Each line of the records below that contains "name" needs to be copied.

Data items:
_____

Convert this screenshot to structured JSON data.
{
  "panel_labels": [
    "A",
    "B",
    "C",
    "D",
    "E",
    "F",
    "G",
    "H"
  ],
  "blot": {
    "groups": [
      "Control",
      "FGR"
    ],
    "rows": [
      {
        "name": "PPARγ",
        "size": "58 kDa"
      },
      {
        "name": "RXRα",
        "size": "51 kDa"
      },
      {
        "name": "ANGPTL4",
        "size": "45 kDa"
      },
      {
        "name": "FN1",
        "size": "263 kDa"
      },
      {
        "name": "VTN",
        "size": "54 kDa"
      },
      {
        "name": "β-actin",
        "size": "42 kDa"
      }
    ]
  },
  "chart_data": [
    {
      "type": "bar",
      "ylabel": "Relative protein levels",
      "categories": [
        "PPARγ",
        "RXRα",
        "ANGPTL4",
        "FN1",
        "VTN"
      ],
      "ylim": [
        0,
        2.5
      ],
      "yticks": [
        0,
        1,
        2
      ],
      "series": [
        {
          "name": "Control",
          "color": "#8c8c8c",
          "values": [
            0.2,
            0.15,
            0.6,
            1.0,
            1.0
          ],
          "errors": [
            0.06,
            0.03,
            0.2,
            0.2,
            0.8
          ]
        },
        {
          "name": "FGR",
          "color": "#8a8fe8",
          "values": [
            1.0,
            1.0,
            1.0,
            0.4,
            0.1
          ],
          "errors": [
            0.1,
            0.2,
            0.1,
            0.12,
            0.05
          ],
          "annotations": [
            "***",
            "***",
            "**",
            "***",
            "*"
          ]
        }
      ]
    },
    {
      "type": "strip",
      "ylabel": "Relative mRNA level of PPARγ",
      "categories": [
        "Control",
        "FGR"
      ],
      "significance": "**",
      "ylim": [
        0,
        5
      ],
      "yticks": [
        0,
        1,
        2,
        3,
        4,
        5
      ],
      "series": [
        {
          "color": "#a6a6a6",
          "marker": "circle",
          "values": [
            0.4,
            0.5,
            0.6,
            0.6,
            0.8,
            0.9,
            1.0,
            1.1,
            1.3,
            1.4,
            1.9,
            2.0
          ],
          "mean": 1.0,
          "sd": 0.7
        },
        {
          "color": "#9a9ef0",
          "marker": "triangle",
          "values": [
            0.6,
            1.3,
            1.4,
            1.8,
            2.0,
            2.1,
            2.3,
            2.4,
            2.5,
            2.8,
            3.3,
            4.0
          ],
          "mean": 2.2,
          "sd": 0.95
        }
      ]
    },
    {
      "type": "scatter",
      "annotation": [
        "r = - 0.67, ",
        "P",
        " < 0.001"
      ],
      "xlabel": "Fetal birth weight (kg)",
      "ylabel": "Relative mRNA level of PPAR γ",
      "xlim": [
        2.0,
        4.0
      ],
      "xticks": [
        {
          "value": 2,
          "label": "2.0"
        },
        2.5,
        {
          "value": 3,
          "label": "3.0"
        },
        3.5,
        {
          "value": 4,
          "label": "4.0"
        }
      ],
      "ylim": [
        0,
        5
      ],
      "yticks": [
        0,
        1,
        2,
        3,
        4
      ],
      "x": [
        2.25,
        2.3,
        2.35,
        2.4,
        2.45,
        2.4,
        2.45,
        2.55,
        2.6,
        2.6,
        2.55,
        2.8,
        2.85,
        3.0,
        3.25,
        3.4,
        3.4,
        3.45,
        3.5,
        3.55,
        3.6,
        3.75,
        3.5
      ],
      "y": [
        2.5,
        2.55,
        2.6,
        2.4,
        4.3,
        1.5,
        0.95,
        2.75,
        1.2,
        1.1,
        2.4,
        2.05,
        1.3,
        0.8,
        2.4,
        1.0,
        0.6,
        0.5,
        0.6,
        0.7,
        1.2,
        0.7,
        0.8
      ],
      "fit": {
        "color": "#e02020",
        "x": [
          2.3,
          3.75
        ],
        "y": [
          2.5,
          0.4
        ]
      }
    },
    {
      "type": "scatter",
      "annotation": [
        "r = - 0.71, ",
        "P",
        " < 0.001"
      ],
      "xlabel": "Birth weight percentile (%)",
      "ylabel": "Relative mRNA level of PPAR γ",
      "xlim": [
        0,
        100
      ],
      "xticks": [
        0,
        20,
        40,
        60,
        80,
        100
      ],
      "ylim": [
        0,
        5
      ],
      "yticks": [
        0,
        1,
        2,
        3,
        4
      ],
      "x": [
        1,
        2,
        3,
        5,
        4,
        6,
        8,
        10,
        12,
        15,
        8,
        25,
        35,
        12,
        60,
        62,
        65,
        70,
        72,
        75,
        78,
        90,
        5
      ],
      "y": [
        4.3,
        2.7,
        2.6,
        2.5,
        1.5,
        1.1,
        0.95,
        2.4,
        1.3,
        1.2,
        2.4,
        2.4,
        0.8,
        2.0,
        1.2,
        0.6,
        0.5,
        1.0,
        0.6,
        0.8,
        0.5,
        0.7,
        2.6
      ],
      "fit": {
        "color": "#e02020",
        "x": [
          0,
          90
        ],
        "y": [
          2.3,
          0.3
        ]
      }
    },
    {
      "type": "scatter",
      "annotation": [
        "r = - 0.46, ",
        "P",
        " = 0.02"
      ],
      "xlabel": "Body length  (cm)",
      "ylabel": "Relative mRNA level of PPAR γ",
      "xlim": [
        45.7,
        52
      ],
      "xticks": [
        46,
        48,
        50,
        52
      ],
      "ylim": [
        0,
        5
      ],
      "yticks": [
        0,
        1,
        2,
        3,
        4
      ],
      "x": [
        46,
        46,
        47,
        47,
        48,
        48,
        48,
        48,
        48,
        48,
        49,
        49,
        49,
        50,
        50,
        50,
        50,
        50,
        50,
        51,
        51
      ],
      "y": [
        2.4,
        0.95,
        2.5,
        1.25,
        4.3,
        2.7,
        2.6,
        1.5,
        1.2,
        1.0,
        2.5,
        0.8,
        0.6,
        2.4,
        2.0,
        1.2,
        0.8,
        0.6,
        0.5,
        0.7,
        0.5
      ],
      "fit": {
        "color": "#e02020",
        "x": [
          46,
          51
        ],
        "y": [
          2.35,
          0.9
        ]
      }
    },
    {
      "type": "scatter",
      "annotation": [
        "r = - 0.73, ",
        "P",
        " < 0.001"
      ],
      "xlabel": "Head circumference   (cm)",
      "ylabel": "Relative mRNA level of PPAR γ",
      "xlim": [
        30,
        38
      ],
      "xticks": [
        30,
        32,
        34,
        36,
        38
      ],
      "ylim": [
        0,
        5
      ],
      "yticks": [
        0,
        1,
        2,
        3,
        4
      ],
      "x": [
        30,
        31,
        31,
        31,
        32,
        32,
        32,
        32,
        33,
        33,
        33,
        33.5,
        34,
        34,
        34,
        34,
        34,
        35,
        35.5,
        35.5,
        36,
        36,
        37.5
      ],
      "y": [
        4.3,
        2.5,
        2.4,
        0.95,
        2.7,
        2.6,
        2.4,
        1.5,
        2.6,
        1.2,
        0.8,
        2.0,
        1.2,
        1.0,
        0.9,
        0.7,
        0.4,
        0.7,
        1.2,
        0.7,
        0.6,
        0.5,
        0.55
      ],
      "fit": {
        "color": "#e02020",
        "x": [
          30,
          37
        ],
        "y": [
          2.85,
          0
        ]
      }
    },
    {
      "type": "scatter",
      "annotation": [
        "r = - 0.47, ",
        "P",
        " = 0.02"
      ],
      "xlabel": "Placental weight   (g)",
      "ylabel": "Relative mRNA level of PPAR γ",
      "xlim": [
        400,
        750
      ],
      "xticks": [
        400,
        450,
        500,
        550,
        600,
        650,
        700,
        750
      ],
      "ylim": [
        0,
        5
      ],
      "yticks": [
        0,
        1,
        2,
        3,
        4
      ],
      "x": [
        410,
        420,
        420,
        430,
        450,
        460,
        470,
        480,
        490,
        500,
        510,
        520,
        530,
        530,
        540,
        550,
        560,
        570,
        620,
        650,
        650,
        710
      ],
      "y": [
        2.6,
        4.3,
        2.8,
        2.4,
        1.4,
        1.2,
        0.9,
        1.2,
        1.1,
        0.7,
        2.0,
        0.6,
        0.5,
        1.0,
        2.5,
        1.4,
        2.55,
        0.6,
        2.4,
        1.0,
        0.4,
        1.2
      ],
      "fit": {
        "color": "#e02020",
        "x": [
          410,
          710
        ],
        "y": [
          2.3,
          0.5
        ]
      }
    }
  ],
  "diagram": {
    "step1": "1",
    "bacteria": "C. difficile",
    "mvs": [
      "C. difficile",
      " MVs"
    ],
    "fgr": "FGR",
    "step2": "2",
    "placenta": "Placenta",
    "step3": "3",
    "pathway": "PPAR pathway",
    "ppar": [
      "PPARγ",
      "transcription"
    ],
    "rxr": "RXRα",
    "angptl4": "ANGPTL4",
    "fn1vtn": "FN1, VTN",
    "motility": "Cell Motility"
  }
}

_____

■ RESPONSE BOX ■
        "name": "PPARγ",
        "name": "RXRα",
        "name": "ANGPTL4",
        "name": "FN1",
        "name": "VTN",
        "name": "β-actin",
          "name": "Control",
          "name": "FGR",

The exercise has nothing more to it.